MATERIAL FOR THIS TASK:
* * * * * * * * *

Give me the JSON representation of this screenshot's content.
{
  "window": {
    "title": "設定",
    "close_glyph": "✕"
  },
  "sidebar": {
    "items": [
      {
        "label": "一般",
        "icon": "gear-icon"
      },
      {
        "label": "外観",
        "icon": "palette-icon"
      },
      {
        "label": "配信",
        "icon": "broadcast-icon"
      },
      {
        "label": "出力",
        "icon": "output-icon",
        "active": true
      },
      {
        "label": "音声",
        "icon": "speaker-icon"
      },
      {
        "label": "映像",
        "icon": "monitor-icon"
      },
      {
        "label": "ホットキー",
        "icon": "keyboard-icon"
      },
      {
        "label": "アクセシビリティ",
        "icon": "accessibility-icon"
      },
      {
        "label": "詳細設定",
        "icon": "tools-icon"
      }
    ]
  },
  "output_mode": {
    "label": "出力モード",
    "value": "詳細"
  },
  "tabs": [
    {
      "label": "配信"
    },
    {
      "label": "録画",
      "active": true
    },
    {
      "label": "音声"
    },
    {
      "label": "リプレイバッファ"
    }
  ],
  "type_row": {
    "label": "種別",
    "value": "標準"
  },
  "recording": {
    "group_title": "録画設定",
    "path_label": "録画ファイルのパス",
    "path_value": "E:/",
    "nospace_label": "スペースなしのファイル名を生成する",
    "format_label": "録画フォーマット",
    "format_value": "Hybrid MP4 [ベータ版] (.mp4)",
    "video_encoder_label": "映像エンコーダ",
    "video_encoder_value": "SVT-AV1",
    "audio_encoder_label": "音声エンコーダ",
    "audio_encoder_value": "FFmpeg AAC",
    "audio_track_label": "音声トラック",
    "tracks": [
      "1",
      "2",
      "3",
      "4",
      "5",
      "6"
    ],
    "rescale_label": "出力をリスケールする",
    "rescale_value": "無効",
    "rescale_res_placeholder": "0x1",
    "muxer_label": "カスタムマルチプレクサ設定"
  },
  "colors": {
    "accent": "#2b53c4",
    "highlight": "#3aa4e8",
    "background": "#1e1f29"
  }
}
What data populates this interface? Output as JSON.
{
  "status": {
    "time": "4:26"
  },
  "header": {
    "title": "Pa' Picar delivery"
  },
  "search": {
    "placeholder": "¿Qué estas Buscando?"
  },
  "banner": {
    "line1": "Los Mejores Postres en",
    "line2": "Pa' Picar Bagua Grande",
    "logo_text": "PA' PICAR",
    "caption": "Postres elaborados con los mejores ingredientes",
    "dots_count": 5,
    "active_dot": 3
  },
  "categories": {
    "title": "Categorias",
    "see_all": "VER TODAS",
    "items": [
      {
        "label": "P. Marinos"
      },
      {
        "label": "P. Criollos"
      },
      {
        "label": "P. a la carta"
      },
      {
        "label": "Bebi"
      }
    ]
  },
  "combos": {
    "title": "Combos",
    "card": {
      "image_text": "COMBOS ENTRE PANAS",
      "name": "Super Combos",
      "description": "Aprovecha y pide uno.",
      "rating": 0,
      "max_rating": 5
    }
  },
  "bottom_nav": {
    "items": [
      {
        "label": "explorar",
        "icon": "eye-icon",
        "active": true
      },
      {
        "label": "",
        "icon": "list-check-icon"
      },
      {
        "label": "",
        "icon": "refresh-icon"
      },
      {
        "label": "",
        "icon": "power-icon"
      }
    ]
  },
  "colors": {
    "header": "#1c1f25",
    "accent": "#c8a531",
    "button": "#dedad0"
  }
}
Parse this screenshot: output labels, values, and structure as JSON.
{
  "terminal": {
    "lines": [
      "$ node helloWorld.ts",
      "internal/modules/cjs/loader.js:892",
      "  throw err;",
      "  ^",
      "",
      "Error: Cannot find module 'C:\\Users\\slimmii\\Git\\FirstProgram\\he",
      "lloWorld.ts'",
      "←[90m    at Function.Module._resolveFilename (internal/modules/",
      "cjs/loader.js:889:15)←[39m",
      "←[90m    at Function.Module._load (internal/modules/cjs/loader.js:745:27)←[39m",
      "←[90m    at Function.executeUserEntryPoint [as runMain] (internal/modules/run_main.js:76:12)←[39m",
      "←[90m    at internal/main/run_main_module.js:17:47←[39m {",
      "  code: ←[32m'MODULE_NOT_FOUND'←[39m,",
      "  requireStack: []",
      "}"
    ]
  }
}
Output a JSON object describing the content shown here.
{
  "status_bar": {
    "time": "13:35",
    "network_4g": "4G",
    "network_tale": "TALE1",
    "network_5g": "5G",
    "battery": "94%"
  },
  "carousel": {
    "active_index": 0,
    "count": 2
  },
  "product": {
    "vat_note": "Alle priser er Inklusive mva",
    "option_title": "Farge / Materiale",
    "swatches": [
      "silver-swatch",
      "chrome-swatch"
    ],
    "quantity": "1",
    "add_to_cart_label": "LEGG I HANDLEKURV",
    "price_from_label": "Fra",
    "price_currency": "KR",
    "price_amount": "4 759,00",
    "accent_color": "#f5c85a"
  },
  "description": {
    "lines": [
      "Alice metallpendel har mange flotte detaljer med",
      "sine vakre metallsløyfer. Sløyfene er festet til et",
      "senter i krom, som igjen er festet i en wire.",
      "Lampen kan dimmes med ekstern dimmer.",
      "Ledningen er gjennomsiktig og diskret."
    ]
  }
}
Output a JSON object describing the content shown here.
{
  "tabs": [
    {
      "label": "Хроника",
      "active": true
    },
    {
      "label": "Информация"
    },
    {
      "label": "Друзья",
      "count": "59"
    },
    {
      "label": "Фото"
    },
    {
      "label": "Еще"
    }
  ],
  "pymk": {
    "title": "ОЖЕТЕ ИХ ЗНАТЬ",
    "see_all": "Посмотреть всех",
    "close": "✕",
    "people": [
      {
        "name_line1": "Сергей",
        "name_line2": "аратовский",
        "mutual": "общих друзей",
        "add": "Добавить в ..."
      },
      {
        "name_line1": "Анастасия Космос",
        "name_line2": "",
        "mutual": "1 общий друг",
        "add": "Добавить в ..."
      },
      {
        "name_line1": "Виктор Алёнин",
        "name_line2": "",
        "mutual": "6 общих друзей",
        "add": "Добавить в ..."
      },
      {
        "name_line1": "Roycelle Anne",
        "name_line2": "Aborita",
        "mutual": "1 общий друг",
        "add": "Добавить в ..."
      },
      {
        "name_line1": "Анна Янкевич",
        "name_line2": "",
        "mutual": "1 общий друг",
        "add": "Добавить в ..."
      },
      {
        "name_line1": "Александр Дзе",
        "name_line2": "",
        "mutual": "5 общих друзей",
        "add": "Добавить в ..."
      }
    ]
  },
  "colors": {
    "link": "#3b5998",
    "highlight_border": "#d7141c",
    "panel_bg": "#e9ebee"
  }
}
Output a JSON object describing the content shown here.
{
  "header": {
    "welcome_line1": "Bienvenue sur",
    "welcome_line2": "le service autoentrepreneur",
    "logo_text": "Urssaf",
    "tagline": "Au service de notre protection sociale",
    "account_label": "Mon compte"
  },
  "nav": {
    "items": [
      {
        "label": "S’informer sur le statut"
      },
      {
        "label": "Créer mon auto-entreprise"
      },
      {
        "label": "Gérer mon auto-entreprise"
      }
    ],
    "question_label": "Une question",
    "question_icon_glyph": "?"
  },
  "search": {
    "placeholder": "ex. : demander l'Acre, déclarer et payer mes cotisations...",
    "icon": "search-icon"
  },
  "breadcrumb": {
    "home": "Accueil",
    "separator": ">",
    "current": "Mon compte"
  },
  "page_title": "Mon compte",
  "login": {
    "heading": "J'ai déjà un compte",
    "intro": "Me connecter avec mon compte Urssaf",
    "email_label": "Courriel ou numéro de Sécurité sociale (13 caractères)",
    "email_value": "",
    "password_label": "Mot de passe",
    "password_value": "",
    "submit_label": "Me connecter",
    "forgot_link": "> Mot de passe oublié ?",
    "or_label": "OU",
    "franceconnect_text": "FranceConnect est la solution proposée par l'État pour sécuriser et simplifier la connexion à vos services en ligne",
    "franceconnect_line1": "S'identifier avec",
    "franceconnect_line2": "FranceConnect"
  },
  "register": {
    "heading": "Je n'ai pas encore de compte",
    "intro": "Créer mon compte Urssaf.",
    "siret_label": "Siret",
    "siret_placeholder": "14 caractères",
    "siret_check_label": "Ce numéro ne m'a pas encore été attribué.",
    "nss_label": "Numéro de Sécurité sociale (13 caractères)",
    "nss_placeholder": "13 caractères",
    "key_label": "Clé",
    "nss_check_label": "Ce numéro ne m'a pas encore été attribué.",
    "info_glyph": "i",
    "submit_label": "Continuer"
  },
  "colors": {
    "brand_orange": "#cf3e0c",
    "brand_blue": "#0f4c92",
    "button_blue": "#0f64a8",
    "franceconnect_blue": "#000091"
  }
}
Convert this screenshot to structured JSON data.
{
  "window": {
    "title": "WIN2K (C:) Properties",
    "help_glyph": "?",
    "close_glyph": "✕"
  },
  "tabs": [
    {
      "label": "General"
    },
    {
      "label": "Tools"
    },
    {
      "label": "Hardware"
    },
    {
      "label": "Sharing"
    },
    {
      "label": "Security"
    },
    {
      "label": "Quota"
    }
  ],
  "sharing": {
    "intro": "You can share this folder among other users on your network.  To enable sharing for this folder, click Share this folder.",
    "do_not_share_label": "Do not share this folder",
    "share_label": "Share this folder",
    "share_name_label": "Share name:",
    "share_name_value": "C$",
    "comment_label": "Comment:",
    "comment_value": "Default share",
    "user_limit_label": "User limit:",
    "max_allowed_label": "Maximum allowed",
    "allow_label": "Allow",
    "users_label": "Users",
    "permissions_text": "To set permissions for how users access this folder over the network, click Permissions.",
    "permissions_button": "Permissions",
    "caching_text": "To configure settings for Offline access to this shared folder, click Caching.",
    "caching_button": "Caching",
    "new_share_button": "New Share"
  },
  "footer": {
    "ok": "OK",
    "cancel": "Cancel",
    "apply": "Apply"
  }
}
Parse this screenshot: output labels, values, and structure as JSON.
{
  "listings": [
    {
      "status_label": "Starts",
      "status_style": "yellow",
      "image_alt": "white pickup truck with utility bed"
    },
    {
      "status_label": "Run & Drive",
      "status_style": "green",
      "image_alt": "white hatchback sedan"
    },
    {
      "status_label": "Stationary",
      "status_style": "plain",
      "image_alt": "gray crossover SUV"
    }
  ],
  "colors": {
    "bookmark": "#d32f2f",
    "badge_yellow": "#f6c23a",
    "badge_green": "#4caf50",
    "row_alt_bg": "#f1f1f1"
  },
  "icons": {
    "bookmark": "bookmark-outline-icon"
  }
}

* * * * * * * * *

WHAT YOU WILL DO:
How many of the lines in the listing above hold the word "intro"? Report only that figure.

THE SOLUTION:
3